§ **Dataset records**:
..........

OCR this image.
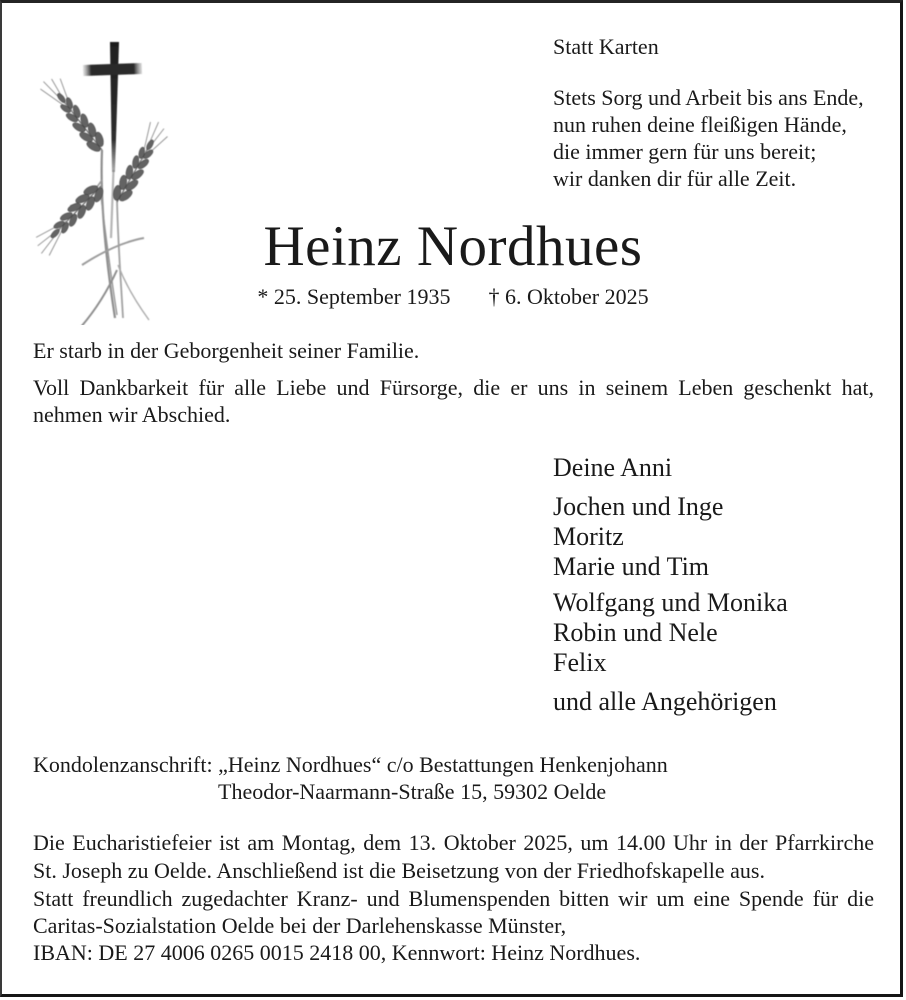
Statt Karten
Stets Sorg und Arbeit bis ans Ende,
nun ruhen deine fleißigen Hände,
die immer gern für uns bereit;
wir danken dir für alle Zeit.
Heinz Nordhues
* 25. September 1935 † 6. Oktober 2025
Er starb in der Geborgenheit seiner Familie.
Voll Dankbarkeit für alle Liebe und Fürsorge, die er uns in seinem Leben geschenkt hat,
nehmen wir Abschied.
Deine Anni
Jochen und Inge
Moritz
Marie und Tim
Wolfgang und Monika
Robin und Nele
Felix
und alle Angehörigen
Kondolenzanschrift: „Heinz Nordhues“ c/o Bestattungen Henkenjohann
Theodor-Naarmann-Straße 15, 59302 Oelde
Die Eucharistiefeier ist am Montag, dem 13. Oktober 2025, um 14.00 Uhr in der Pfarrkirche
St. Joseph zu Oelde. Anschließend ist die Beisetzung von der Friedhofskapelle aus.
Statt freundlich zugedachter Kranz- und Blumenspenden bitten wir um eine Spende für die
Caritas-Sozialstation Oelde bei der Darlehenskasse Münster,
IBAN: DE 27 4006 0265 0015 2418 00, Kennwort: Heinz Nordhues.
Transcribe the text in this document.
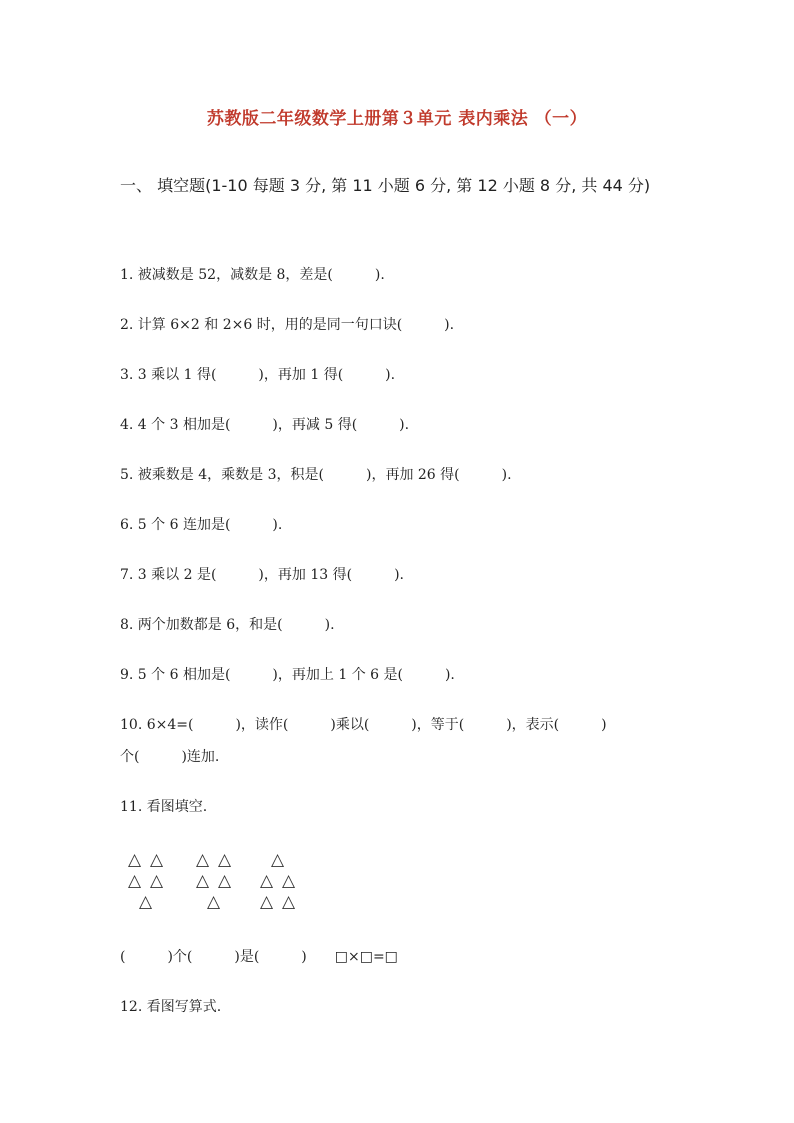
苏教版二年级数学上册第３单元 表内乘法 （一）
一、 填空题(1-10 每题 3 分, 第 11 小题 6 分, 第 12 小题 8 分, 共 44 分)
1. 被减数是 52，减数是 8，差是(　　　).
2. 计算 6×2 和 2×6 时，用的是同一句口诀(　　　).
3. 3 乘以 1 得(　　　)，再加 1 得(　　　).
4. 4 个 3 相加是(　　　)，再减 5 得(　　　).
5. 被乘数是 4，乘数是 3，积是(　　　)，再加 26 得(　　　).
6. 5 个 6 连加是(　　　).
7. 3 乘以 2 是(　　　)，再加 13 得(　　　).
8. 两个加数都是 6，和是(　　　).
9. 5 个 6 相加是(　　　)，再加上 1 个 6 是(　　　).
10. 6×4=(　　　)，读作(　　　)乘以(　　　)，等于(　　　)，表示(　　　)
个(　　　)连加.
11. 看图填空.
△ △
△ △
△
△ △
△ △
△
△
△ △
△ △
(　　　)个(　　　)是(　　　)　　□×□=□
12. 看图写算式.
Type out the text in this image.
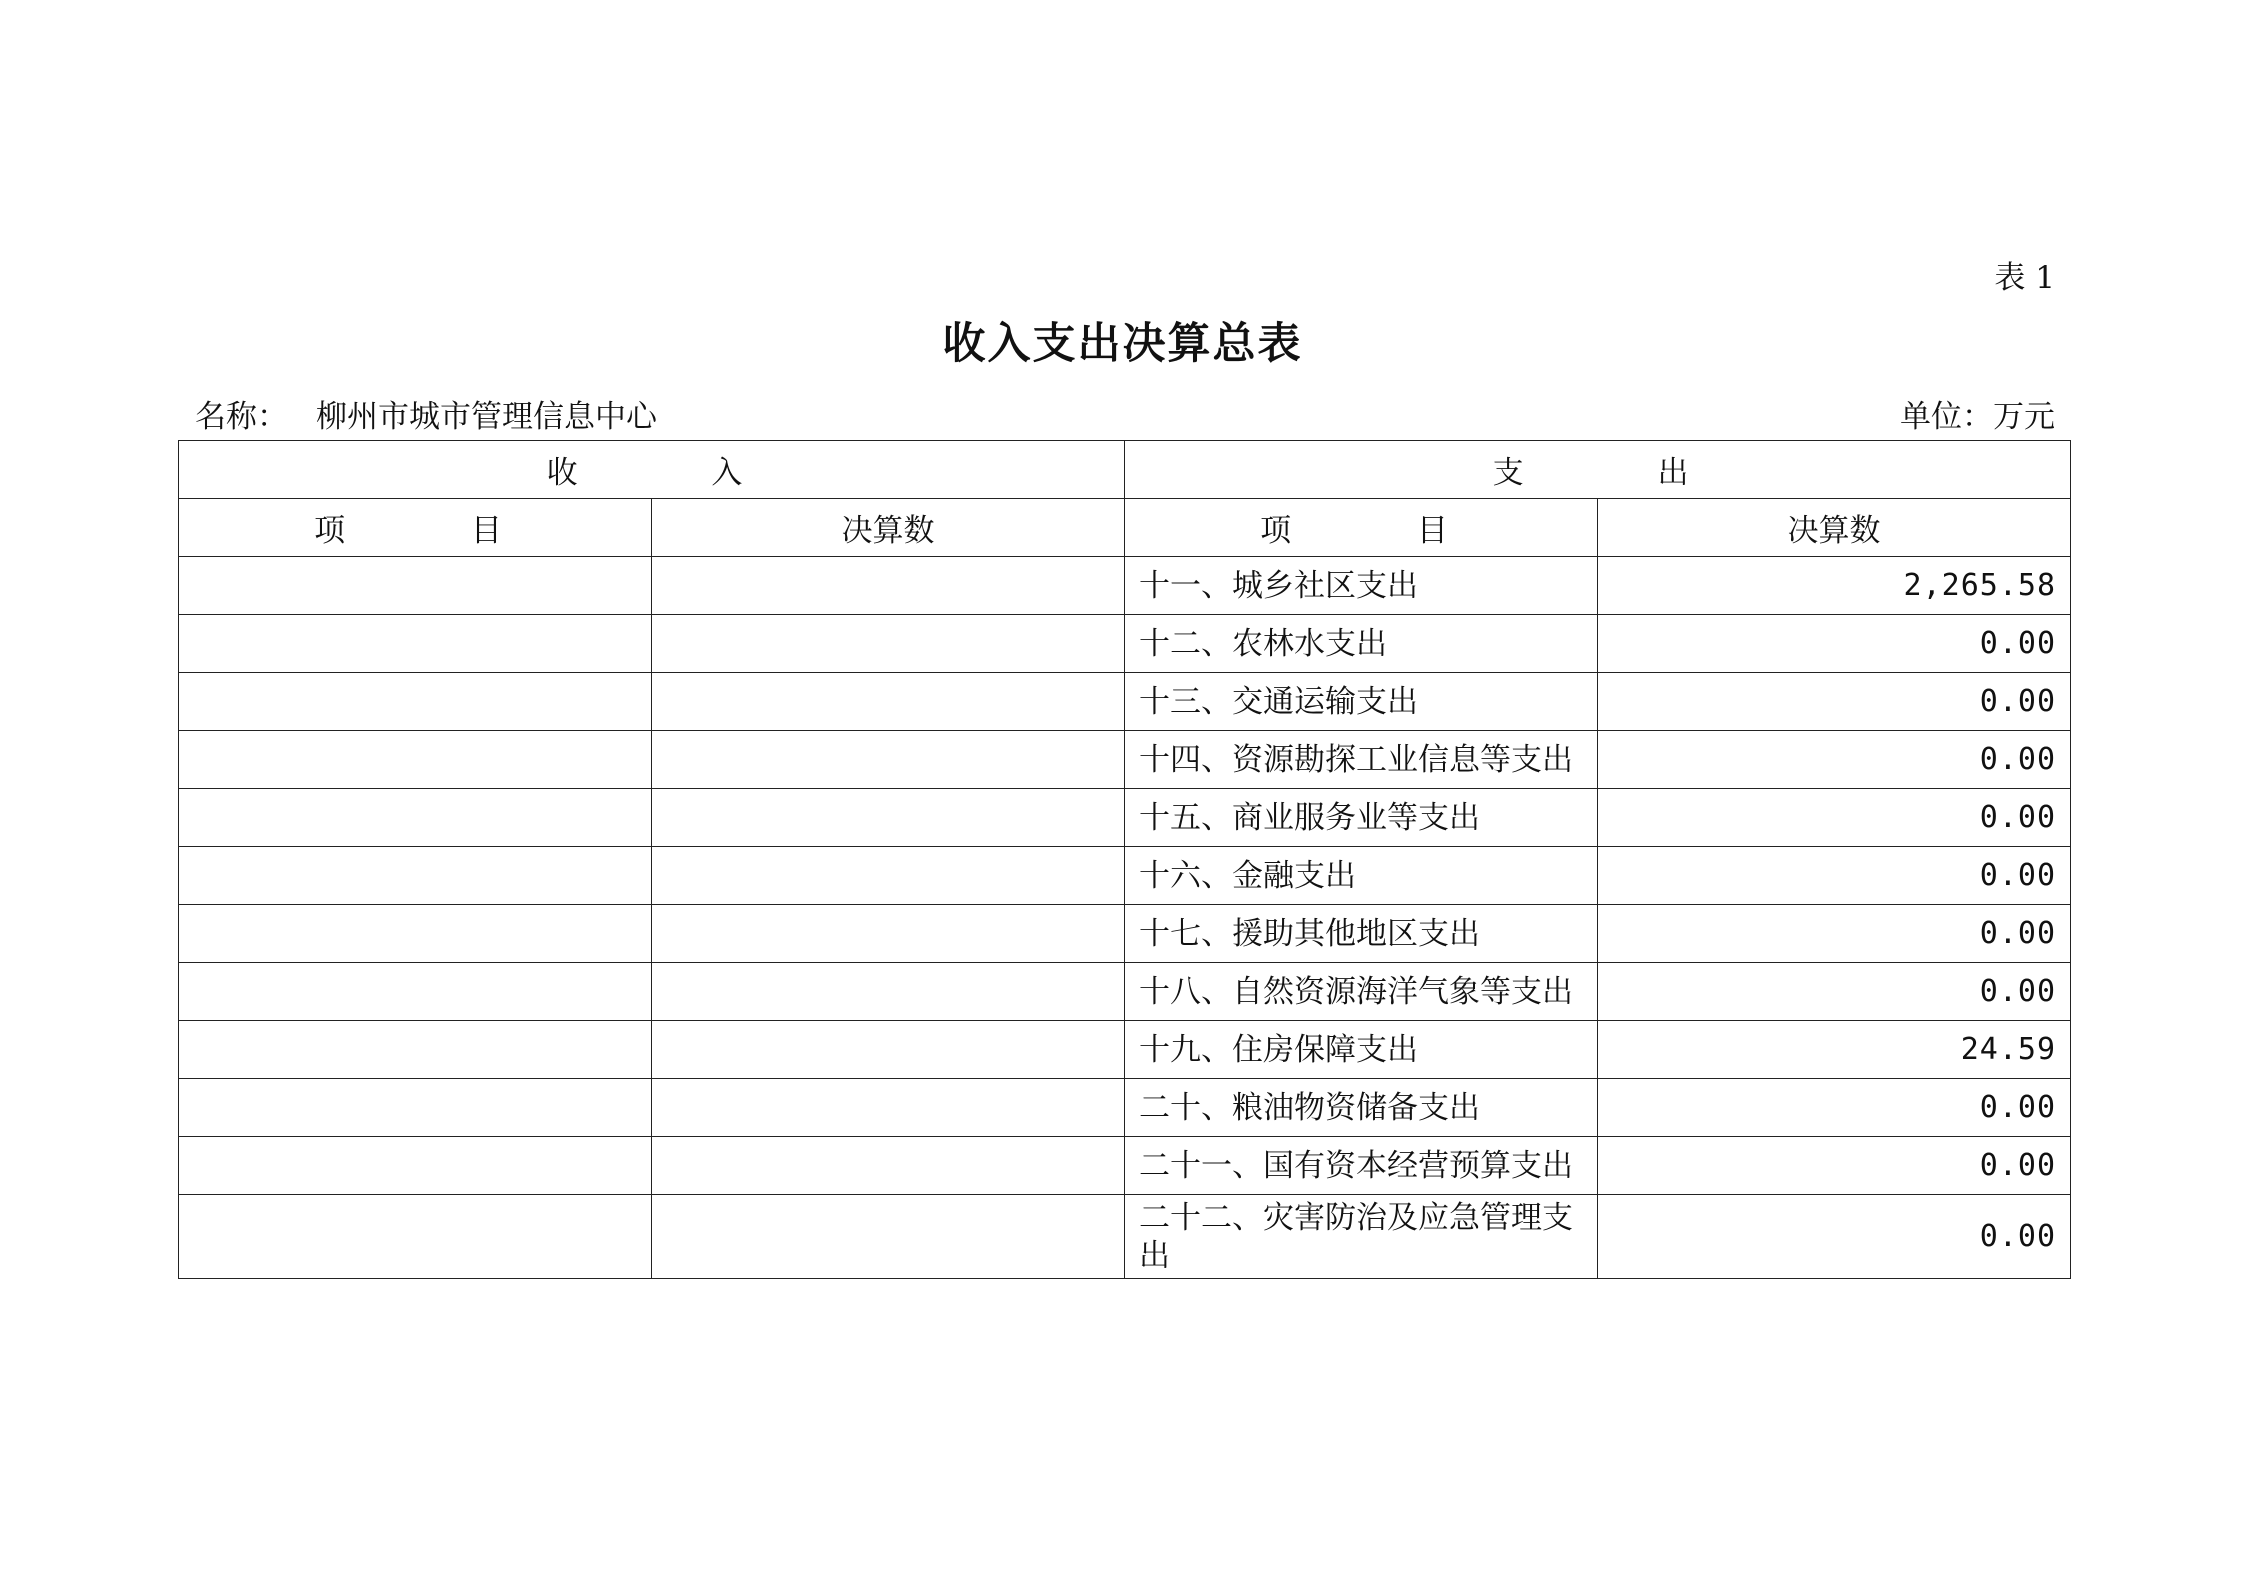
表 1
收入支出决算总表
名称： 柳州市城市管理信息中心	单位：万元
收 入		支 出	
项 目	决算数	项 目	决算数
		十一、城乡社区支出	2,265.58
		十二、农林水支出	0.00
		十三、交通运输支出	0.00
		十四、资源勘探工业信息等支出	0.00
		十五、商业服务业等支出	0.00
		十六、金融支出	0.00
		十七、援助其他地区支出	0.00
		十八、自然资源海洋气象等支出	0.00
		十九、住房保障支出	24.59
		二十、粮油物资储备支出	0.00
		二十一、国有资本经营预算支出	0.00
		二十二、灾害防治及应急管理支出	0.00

..........

§ **The request**: Return every line in the listing that contains the word "Nordhues".

§ **Task output**:
Heinz Nordhues
Kondolenzanschrift: „Heinz Nordhues“ c/o Bestattungen Henkenjohann
IBAN: DE 27 4006 0265 0015 2418 00, Kennwort: Heinz Nordhues.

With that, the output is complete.